» **Task**: Write the records below out again exactly as given, with no images.

» **Data entries**:
## START

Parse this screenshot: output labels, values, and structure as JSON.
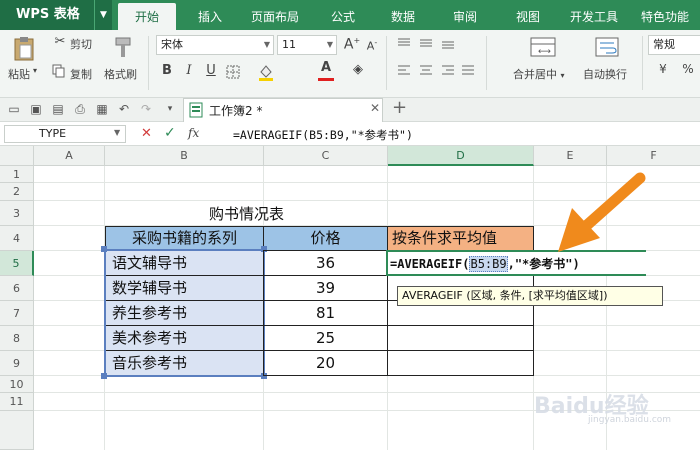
{
  "app": {
    "logo": "WPS 表格"
  },
  "tabs": [
    {
      "label": "开始",
      "active": true
    },
    {
      "label": "插入"
    },
    {
      "label": "页面布局"
    },
    {
      "label": "公式"
    },
    {
      "label": "数据"
    },
    {
      "label": "审阅"
    },
    {
      "label": "视图"
    },
    {
      "label": "开发工具"
    },
    {
      "label": "特色功能"
    }
  ],
  "ribbon": {
    "paste": "粘贴",
    "cut": "剪切",
    "copy": "复制",
    "format_painter": "格式刷",
    "font_name": "宋体",
    "font_size": "11",
    "merge_center": "合并居中",
    "wrap_text": "自动换行",
    "number_format": "常规"
  },
  "doc": {
    "tab_name": "工作簿2 *"
  },
  "formula_bar": {
    "name_box": "TYPE",
    "fx": "fx",
    "formula": "=AVERAGEIF(B5:B9,\"*参考书\")"
  },
  "columns": [
    "A",
    "B",
    "C",
    "D",
    "E",
    "F"
  ],
  "rows": [
    "1",
    "2",
    "3",
    "4",
    "5",
    "6",
    "7",
    "8",
    "9",
    "10",
    "11"
  ],
  "sheet": {
    "title": "购书情况表",
    "header_series": "采购书籍的系列",
    "header_price": "价格",
    "header_avg": "按条件求平均值",
    "items": [
      {
        "name": "语文辅导书",
        "price": "36"
      },
      {
        "name": "数学辅导书",
        "price": "39"
      },
      {
        "name": "养生参考书",
        "price": "81"
      },
      {
        "name": "美术参考书",
        "price": "25"
      },
      {
        "name": "音乐参考书",
        "price": "20"
      }
    ],
    "edit_prefix": "=AVERAGEIF(",
    "edit_ref": "B5:B9",
    "edit_suffix": ",\"*参考书\")",
    "tooltip": "AVERAGEIF (区域, 条件, [求平均值区域])"
  },
  "watermark": {
    "text": "Baidu经验",
    "sub": "jingyan.baidu.com"
  },
  "colors": {
    "green": "#2e8b57",
    "header_blue": "#9dc3e6",
    "light_blue": "#dae3f3",
    "orange": "#f4b183",
    "arrow": "#f08a1c"
  }
}
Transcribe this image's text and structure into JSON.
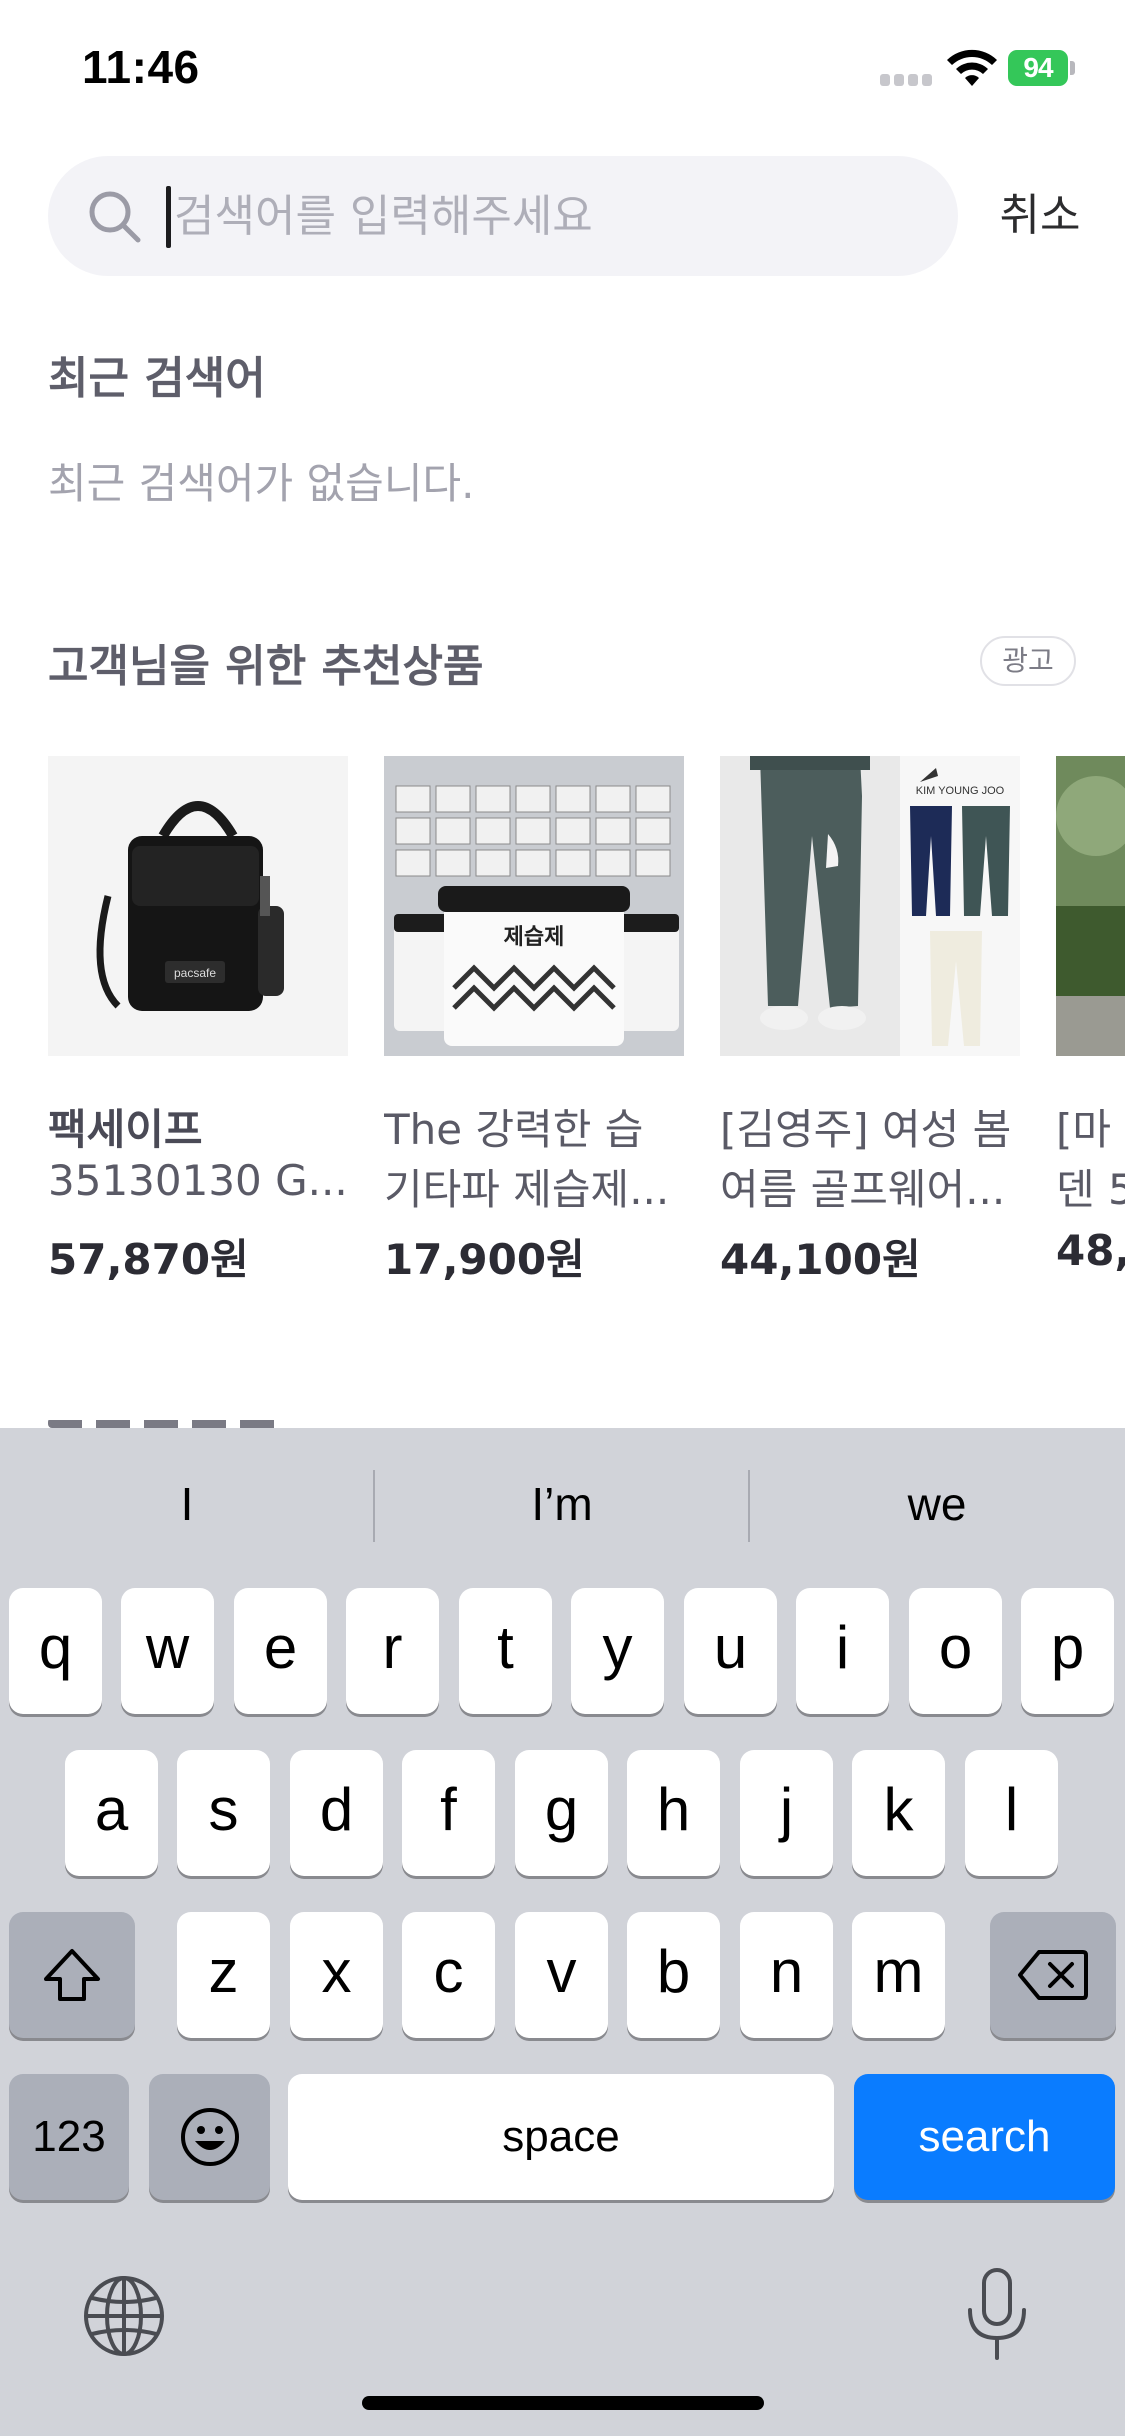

## END

» **Expected answer**:
Parse this screenshot: output labels, values, and structure as JSON.
{
  "app": {
    "logo": "WPS 表格"
  },
  "tabs": [
    {
      "label": "开始",
      "active": true
    },
    {
      "label": "插入"
    },
    {
      "label": "页面布局"
    },
    {
      "label": "公式"
    },
    {
      "label": "数据"
    },
    {
      "label": "审阅"
    },
    {
      "label": "视图"
    },
    {
      "label": "开发工具"
    },
    {
      "label": "特色功能"
    }
  ],
  "ribbon": {
    "paste": "粘贴",
    "cut": "剪切",
    "copy": "复制",
    "format_painter": "格式刷",
    "font_name": "宋体",
    "font_size": "11",
    "merge_center": "合并居中",
    "wrap_text": "自动换行",
    "number_format": "常规"
  },
  "doc": {
    "tab_name": "工作簿2 *"
  },
  "formula_bar": {
    "name_box": "TYPE",
    "fx": "fx",
    "formula": "=AVERAGEIF(B5:B9,\"*参考书\")"
  },
  "columns": [
    "A",
    "B",
    "C",
    "D",
    "E",
    "F"
  ],
  "rows": [
    "1",
    "2",
    "3",
    "4",
    "5",
    "6",
    "7",
    "8",
    "9",
    "10",
    "11"
  ],
  "sheet": {
    "title": "购书情况表",
    "header_series": "采购书籍的系列",
    "header_price": "价格",
    "header_avg": "按条件求平均值",
    "items": [
      {
        "name": "语文辅导书",
        "price": "36"
      },
      {
        "name": "数学辅导书",
        "price": "39"
      },
      {
        "name": "养生参考书",
        "price": "81"
      },
      {
        "name": "美术参考书",
        "price": "25"
      },
      {
        "name": "音乐参考书",
        "price": "20"
      }
    ],
    "edit_prefix": "=AVERAGEIF(",
    "edit_ref": "B5:B9",
    "edit_suffix": ",\"*参考书\")",
    "tooltip": "AVERAGEIF (区域, 条件, [求平均值区域])"
  },
  "watermark": {
    "text": "Baidu经验",
    "sub": "jingyan.baidu.com"
  },
  "colors": {
    "green": "#2e8b57",
    "header_blue": "#9dc3e6",
    "light_blue": "#dae3f3",
    "orange": "#f4b183",
    "arrow": "#f08a1c"
  }
}
Transcribe this image's text and structure into JSON.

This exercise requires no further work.